STATED PROBLEM: Find each line with the word "name" and copy it.

SOURCE MATERIAL:
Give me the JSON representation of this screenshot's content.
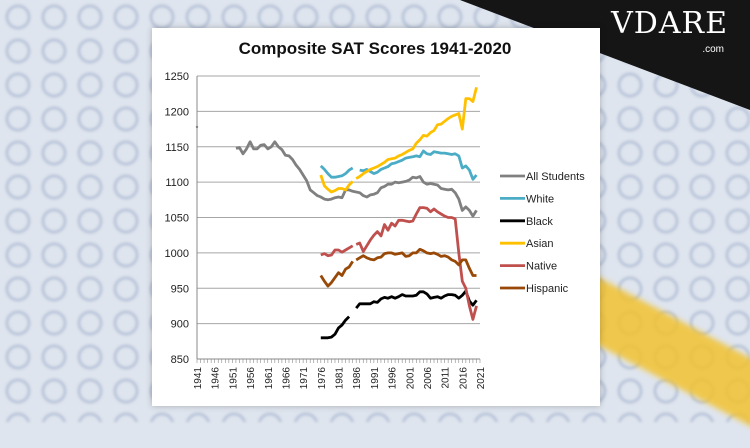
{
  "logo": {
    "text": "VDARE",
    "suffix": ".com"
  },
  "chart_data": {
    "type": "line",
    "title": "Composite SAT Scores 1941-2020",
    "xlabel": "",
    "ylabel": "",
    "xlim": [
      1941,
      2021
    ],
    "ylim": [
      850,
      1250
    ],
    "yticks": [
      850,
      900,
      950,
      1000,
      1050,
      1100,
      1150,
      1200,
      1250
    ],
    "xticks": [
      1941,
      1946,
      1951,
      1956,
      1961,
      1966,
      1971,
      1976,
      1981,
      1986,
      1991,
      1996,
      2001,
      2006,
      2011,
      2016,
      2021
    ],
    "grid": "horizontal",
    "legend": "right",
    "series": [
      {
        "name": "All Students",
        "color": "#808080",
        "points": [
          [
            1941,
            1178
          ],
          null,
          [
            1952,
            1148
          ],
          [
            1953,
            1149
          ],
          [
            1954,
            1140
          ],
          [
            1955,
            1147
          ],
          [
            1956,
            1157
          ],
          [
            1957,
            1147
          ],
          [
            1958,
            1147
          ],
          [
            1959,
            1152
          ],
          [
            1960,
            1153
          ],
          [
            1961,
            1147
          ],
          [
            1962,
            1150
          ],
          [
            1963,
            1157
          ],
          [
            1964,
            1150
          ],
          [
            1965,
            1146
          ],
          [
            1966,
            1138
          ],
          [
            1967,
            1137
          ],
          [
            1968,
            1132
          ],
          [
            1969,
            1124
          ],
          [
            1970,
            1118
          ],
          [
            1971,
            1110
          ],
          [
            1972,
            1102
          ],
          [
            1973,
            1089
          ],
          [
            1974,
            1085
          ],
          [
            1975,
            1081
          ],
          [
            1976,
            1079
          ],
          [
            1977,
            1076
          ],
          [
            1978,
            1075
          ],
          [
            1979,
            1076
          ],
          [
            1980,
            1078
          ],
          [
            1981,
            1079
          ],
          [
            1982,
            1078
          ],
          [
            1983,
            1089
          ],
          [
            1984,
            1089
          ],
          [
            1985,
            1087
          ],
          [
            1986,
            1086
          ],
          [
            1987,
            1085
          ],
          [
            1988,
            1081
          ],
          [
            1989,
            1079
          ],
          [
            1990,
            1082
          ],
          [
            1991,
            1083
          ],
          [
            1992,
            1085
          ],
          [
            1993,
            1092
          ],
          [
            1994,
            1094
          ],
          [
            1995,
            1097
          ],
          [
            1996,
            1097
          ],
          [
            1997,
            1100
          ],
          [
            1998,
            1099
          ],
          [
            1999,
            1100
          ],
          [
            2000,
            1101
          ],
          [
            2001,
            1103
          ],
          [
            2002,
            1107
          ],
          [
            2003,
            1106
          ],
          [
            2004,
            1108
          ],
          [
            2005,
            1100
          ],
          [
            2006,
            1097
          ],
          [
            2007,
            1098
          ],
          [
            2008,
            1097
          ],
          [
            2009,
            1096
          ],
          [
            2010,
            1091
          ],
          [
            2011,
            1090
          ],
          [
            2012,
            1089
          ],
          [
            2013,
            1090
          ],
          [
            2014,
            1085
          ],
          [
            2015,
            1076
          ],
          [
            2016,
            1060
          ],
          [
            2017,
            1065
          ],
          [
            2018,
            1060
          ],
          [
            2019,
            1052
          ],
          [
            2020,
            1060
          ]
        ]
      },
      {
        "name": "White",
        "color": "#4bacc6",
        "points": [
          [
            1976,
            1123
          ],
          [
            1977,
            1118
          ],
          [
            1978,
            1112
          ],
          [
            1979,
            1107
          ],
          [
            1980,
            1107
          ],
          [
            1981,
            1108
          ],
          [
            1982,
            1109
          ],
          [
            1983,
            1112
          ],
          [
            1984,
            1117
          ],
          [
            1985,
            1120
          ],
          null,
          [
            1987,
            1117
          ],
          [
            1988,
            1116
          ],
          [
            1989,
            1118
          ],
          [
            1990,
            1115
          ],
          [
            1991,
            1112
          ],
          [
            1992,
            1114
          ],
          [
            1993,
            1118
          ],
          [
            1994,
            1120
          ],
          [
            1995,
            1122
          ],
          [
            1996,
            1126
          ],
          [
            1997,
            1127
          ],
          [
            1998,
            1129
          ],
          [
            1999,
            1131
          ],
          [
            2000,
            1134
          ],
          [
            2001,
            1135
          ],
          [
            2002,
            1136
          ],
          [
            2003,
            1137
          ],
          [
            2004,
            1136
          ],
          [
            2005,
            1144
          ],
          [
            2006,
            1140
          ],
          [
            2007,
            1139
          ],
          [
            2008,
            1143
          ],
          [
            2009,
            1142
          ],
          [
            2010,
            1141
          ],
          [
            2011,
            1141
          ],
          [
            2012,
            1140
          ],
          [
            2013,
            1139
          ],
          [
            2014,
            1140
          ],
          [
            2015,
            1137
          ],
          [
            2016,
            1120
          ],
          [
            2017,
            1123
          ],
          [
            2018,
            1117
          ],
          [
            2019,
            1104
          ],
          [
            2020,
            1110
          ]
        ]
      },
      {
        "name": "Black",
        "color": "#000000",
        "points": [
          [
            1976,
            880
          ],
          [
            1977,
            880
          ],
          [
            1978,
            880
          ],
          [
            1979,
            881
          ],
          [
            1980,
            885
          ],
          [
            1981,
            894
          ],
          [
            1982,
            898
          ],
          [
            1983,
            905
          ],
          [
            1984,
            910
          ],
          null,
          [
            1986,
            922
          ],
          [
            1987,
            928
          ],
          [
            1988,
            928
          ],
          [
            1989,
            928
          ],
          [
            1990,
            928
          ],
          [
            1991,
            931
          ],
          [
            1992,
            930
          ],
          [
            1993,
            935
          ],
          [
            1994,
            937
          ],
          [
            1995,
            936
          ],
          [
            1996,
            938
          ],
          [
            1997,
            936
          ],
          [
            1998,
            938
          ],
          [
            1999,
            941
          ],
          [
            2000,
            939
          ],
          [
            2001,
            939
          ],
          [
            2002,
            939
          ],
          [
            2003,
            940
          ],
          [
            2004,
            945
          ],
          [
            2005,
            945
          ],
          [
            2006,
            942
          ],
          [
            2007,
            936
          ],
          [
            2008,
            937
          ],
          [
            2009,
            938
          ],
          [
            2010,
            936
          ],
          [
            2011,
            939
          ],
          [
            2012,
            941
          ],
          [
            2013,
            941
          ],
          [
            2014,
            940
          ],
          [
            2015,
            936
          ],
          [
            2016,
            940
          ],
          [
            2017,
            946
          ],
          [
            2018,
            932
          ],
          [
            2019,
            926
          ],
          [
            2020,
            933
          ]
        ]
      },
      {
        "name": "Asian",
        "color": "#ffc000",
        "points": [
          [
            1976,
            1110
          ],
          [
            1977,
            1095
          ],
          [
            1978,
            1090
          ],
          [
            1979,
            1086
          ],
          [
            1980,
            1088
          ],
          [
            1981,
            1091
          ],
          [
            1982,
            1091
          ],
          [
            1983,
            1089
          ],
          [
            1984,
            1096
          ],
          [
            1985,
            1101
          ],
          null,
          [
            1986,
            1105
          ],
          [
            1987,
            1108
          ],
          [
            1988,
            1112
          ],
          [
            1989,
            1115
          ],
          [
            1990,
            1118
          ],
          [
            1991,
            1120
          ],
          [
            1992,
            1122
          ],
          [
            1993,
            1125
          ],
          [
            1994,
            1128
          ],
          [
            1995,
            1132
          ],
          [
            1996,
            1133
          ],
          [
            1997,
            1134
          ],
          [
            1998,
            1137
          ],
          [
            1999,
            1139
          ],
          [
            2000,
            1142
          ],
          [
            2001,
            1145
          ],
          [
            2002,
            1147
          ],
          [
            2003,
            1155
          ],
          [
            2004,
            1160
          ],
          [
            2005,
            1166
          ],
          [
            2006,
            1165
          ],
          [
            2007,
            1170
          ],
          [
            2008,
            1173
          ],
          [
            2009,
            1181
          ],
          [
            2010,
            1182
          ],
          [
            2011,
            1186
          ],
          [
            2012,
            1190
          ],
          [
            2013,
            1193
          ],
          [
            2014,
            1195
          ],
          [
            2015,
            1197
          ],
          [
            2016,
            1175
          ],
          [
            2017,
            1218
          ],
          [
            2018,
            1218
          ],
          [
            2019,
            1214
          ],
          [
            2020,
            1234
          ]
        ]
      },
      {
        "name": "Native",
        "color": "#c0504d",
        "points": [
          [
            1976,
            997
          ],
          [
            1977,
            999
          ],
          [
            1978,
            996
          ],
          [
            1979,
            997
          ],
          [
            1980,
            1004
          ],
          [
            1981,
            1004
          ],
          [
            1982,
            1001
          ],
          [
            1983,
            1004
          ],
          [
            1984,
            1007
          ],
          [
            1985,
            1010
          ],
          null,
          [
            1986,
            1012
          ],
          [
            1987,
            1014
          ],
          [
            1988,
            1002
          ],
          [
            1989,
            1010
          ],
          [
            1990,
            1018
          ],
          [
            1991,
            1025
          ],
          [
            1992,
            1030
          ],
          [
            1993,
            1024
          ],
          [
            1994,
            1040
          ],
          [
            1995,
            1032
          ],
          [
            1996,
            1042
          ],
          [
            1997,
            1038
          ],
          [
            1998,
            1046
          ],
          [
            1999,
            1046
          ],
          [
            2000,
            1045
          ],
          [
            2001,
            1044
          ],
          [
            2002,
            1045
          ],
          [
            2003,
            1055
          ],
          [
            2004,
            1064
          ],
          [
            2005,
            1064
          ],
          [
            2006,
            1063
          ],
          [
            2007,
            1058
          ],
          [
            2008,
            1062
          ],
          [
            2009,
            1058
          ],
          [
            2010,
            1055
          ],
          [
            2011,
            1052
          ],
          [
            2012,
            1050
          ],
          [
            2013,
            1050
          ],
          [
            2014,
            1048
          ],
          [
            2015,
            1000
          ],
          [
            2016,
            960
          ],
          [
            2017,
            950
          ],
          [
            2018,
            925
          ],
          [
            2019,
            906
          ],
          [
            2020,
            925
          ]
        ]
      },
      {
        "name": "Hispanic",
        "color": "#984807",
        "points": [
          [
            1976,
            968
          ],
          [
            1977,
            960
          ],
          [
            1978,
            953
          ],
          [
            1979,
            958
          ],
          [
            1980,
            965
          ],
          [
            1981,
            972
          ],
          [
            1982,
            968
          ],
          [
            1983,
            977
          ],
          [
            1984,
            980
          ],
          [
            1985,
            988
          ],
          null,
          [
            1986,
            990
          ],
          [
            1987,
            993
          ],
          [
            1988,
            996
          ],
          [
            1989,
            993
          ],
          [
            1990,
            991
          ],
          [
            1991,
            990
          ],
          [
            1992,
            993
          ],
          [
            1993,
            994
          ],
          [
            1994,
            999
          ],
          [
            1995,
            1000
          ],
          [
            1996,
            1000
          ],
          [
            1997,
            998
          ],
          [
            1998,
            999
          ],
          [
            1999,
            1000
          ],
          [
            2000,
            995
          ],
          [
            2001,
            996
          ],
          [
            2002,
            1000
          ],
          [
            2003,
            1000
          ],
          [
            2004,
            1005
          ],
          [
            2005,
            1003
          ],
          [
            2006,
            1000
          ],
          [
            2007,
            999
          ],
          [
            2008,
            1000
          ],
          [
            2009,
            998
          ],
          [
            2010,
            995
          ],
          [
            2011,
            996
          ],
          [
            2012,
            994
          ],
          [
            2013,
            990
          ],
          [
            2014,
            988
          ],
          [
            2015,
            983
          ],
          [
            2016,
            990
          ],
          [
            2017,
            990
          ],
          [
            2018,
            978
          ],
          [
            2019,
            968
          ],
          [
            2020,
            968
          ]
        ]
      }
    ]
  }
}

RESULT:
        "name": "All Students",
        "name": "White",
        "name": "Black",
        "name": "Asian",
        "name": "Native",
        "name": "Hispanic",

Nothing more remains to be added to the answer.